[Rows from a figure dataset]
--------------------------------------------------

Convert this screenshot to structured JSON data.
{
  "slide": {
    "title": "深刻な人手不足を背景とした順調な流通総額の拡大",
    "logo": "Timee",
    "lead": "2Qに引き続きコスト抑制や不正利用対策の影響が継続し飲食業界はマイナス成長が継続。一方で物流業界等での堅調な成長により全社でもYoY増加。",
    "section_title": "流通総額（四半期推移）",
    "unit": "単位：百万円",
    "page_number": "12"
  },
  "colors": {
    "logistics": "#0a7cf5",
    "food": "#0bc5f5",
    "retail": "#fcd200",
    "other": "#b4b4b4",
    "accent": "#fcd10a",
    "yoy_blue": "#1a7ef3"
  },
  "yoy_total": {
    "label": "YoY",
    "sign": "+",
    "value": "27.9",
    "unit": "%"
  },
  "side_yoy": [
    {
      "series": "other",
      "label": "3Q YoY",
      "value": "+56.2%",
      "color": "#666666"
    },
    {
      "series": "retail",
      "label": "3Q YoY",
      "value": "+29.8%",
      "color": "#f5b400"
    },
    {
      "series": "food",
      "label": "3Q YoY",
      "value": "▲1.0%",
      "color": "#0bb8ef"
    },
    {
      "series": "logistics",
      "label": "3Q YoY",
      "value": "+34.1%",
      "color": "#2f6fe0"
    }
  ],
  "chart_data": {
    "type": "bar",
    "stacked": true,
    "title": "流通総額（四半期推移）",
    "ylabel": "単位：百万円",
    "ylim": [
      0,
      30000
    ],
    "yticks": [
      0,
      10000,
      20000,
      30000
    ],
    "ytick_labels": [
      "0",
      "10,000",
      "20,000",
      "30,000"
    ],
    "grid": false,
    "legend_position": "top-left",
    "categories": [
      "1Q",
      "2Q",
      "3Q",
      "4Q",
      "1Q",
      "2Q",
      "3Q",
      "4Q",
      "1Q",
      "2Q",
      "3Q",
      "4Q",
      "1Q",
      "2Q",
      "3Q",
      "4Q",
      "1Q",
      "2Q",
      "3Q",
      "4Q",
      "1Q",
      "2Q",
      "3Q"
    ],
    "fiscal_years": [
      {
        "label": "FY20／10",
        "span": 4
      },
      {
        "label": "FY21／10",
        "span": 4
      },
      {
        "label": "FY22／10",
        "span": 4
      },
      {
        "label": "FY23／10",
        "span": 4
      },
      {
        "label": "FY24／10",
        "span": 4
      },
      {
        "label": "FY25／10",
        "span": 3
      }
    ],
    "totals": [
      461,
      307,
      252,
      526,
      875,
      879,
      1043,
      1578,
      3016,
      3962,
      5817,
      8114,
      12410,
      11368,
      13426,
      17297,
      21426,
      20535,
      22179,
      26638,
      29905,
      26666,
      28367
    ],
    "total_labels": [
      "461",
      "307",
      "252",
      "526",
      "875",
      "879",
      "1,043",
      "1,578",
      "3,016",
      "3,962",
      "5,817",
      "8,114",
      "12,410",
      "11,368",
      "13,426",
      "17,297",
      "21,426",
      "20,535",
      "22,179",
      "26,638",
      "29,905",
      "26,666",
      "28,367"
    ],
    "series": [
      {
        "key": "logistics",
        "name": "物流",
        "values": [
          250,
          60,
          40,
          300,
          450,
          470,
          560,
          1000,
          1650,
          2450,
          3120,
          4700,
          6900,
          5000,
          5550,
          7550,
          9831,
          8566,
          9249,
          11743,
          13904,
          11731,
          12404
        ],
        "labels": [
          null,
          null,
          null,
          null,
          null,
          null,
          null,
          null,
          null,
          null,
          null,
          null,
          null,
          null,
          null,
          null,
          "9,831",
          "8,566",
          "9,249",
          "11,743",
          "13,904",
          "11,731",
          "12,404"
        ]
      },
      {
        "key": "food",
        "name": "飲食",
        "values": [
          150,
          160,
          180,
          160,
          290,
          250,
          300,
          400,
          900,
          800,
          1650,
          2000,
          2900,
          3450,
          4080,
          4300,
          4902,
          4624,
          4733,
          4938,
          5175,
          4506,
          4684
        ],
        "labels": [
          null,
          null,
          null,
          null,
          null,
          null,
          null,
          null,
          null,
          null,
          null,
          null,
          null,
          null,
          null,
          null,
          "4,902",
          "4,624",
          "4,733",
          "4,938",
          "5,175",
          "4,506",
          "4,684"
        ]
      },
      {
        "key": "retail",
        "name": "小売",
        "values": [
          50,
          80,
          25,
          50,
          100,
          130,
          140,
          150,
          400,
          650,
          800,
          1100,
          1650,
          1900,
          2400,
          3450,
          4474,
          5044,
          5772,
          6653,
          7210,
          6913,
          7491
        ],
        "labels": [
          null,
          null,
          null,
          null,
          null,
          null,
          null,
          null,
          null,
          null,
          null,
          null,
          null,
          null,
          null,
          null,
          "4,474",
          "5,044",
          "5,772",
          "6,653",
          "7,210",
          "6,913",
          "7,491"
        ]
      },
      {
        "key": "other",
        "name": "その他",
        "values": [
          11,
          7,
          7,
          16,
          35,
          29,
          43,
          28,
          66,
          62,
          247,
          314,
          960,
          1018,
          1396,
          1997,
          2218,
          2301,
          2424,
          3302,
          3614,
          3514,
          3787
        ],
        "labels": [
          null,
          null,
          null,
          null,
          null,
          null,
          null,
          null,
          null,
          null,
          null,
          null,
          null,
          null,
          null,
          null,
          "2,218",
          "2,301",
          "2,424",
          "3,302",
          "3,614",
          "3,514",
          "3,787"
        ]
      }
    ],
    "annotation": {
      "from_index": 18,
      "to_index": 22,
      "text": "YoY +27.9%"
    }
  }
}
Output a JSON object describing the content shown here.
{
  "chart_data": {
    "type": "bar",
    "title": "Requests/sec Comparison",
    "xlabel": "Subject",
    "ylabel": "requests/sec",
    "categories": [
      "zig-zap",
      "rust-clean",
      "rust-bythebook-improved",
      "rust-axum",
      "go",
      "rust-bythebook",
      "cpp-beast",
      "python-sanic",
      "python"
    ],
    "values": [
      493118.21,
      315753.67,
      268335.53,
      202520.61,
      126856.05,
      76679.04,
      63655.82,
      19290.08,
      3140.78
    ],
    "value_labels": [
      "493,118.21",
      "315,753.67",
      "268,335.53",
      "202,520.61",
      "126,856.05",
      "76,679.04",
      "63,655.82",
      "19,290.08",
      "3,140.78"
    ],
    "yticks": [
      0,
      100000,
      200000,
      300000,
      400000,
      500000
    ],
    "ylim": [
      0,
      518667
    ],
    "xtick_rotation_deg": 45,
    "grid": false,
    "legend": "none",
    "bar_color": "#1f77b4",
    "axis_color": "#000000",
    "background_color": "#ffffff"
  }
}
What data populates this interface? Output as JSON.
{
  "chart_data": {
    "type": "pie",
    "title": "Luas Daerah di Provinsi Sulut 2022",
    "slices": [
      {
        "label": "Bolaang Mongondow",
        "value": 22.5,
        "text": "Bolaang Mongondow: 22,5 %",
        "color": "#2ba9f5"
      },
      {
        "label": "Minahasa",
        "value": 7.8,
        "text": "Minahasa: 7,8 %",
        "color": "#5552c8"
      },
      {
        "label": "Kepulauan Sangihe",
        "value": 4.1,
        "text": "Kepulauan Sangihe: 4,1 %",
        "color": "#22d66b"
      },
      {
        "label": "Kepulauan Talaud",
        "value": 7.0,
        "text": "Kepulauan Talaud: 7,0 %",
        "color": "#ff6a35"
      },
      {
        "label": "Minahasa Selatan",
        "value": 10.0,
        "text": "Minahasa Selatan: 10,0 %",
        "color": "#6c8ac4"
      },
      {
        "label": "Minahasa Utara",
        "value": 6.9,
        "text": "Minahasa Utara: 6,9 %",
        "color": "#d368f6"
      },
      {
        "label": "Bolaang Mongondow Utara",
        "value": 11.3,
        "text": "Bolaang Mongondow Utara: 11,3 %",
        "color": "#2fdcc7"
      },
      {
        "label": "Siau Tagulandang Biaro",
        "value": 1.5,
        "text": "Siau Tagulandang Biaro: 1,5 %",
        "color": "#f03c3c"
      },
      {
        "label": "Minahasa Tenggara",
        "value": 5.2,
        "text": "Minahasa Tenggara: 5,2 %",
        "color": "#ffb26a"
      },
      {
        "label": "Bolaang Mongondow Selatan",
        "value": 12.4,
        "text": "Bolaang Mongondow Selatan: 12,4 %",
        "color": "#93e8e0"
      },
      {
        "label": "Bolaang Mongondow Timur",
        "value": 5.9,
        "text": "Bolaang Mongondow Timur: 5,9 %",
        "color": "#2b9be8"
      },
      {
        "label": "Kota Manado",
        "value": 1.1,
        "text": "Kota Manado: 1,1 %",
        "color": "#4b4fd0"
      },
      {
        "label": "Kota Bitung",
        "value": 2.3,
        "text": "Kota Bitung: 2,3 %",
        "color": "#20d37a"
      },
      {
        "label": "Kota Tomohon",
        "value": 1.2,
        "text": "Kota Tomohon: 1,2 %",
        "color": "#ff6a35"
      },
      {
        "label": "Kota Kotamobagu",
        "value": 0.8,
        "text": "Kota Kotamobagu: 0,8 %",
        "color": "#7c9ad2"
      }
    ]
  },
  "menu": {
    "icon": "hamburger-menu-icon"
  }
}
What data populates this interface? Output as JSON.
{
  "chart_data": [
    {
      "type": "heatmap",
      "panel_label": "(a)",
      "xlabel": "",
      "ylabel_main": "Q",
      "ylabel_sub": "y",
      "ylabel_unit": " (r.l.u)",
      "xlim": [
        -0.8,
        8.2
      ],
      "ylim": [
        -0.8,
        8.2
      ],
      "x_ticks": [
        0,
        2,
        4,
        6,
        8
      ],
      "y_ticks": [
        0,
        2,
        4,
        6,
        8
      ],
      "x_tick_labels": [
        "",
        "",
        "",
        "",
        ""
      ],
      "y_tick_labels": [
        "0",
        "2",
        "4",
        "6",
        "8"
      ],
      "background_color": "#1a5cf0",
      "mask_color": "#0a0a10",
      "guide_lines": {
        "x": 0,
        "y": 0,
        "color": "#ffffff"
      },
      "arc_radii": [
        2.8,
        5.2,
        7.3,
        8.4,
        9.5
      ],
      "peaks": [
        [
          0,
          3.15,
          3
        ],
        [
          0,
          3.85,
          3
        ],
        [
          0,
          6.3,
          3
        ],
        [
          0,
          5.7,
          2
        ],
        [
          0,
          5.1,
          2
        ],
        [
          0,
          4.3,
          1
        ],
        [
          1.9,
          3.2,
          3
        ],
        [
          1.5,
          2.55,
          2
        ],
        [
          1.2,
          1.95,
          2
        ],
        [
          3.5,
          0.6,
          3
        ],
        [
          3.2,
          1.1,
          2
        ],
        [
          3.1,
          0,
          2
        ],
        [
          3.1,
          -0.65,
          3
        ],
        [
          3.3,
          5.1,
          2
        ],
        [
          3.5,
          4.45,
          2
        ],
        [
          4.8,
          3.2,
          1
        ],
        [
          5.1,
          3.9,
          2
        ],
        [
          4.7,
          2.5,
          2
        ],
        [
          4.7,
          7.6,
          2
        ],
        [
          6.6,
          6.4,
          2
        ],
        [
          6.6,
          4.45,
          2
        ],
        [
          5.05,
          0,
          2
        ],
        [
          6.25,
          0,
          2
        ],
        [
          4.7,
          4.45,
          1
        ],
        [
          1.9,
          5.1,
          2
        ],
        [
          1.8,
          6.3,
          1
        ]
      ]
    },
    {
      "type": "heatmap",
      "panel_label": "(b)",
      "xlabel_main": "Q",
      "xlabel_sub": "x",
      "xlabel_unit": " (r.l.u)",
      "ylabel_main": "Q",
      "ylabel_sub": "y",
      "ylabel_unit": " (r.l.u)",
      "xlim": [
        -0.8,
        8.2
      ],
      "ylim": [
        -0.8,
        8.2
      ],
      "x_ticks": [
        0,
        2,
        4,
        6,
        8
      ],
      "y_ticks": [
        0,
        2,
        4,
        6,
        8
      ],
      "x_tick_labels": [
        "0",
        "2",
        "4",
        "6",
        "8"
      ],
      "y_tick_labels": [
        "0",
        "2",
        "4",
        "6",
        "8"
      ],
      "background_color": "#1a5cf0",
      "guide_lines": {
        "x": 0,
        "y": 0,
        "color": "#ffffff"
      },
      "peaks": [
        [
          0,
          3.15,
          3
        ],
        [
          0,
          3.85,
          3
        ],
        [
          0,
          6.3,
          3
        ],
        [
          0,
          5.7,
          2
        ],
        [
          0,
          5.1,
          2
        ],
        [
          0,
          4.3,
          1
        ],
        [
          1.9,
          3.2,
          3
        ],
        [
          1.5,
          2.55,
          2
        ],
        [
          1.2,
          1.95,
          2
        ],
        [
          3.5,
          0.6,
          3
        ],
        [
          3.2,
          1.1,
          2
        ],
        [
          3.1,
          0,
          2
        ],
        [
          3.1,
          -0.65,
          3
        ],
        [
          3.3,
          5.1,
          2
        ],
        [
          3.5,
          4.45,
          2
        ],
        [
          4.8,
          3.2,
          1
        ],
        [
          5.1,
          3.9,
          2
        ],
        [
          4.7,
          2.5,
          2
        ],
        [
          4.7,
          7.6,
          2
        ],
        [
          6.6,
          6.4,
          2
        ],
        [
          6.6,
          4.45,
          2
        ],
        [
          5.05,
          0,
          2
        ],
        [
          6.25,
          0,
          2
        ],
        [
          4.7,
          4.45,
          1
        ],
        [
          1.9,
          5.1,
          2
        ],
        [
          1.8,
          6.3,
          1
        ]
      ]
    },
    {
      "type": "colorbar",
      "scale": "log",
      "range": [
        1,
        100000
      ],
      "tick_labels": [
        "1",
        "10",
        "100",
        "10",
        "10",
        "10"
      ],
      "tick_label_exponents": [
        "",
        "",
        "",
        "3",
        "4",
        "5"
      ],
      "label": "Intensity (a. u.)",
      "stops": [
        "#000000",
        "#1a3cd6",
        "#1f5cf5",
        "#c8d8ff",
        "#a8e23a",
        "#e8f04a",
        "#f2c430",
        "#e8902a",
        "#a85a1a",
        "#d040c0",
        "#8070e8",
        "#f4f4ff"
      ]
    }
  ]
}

--------------------------------------------------

• _DESCRIPTION OF THE TASK_:
Scan the material for lines with the word "Siau", and copy each line you find.

• _TASK ANSWER_:
        "label": "Siau Tagulandang Biaro",
        "text": "Siau Tagulandang Biaro: 1,5 %",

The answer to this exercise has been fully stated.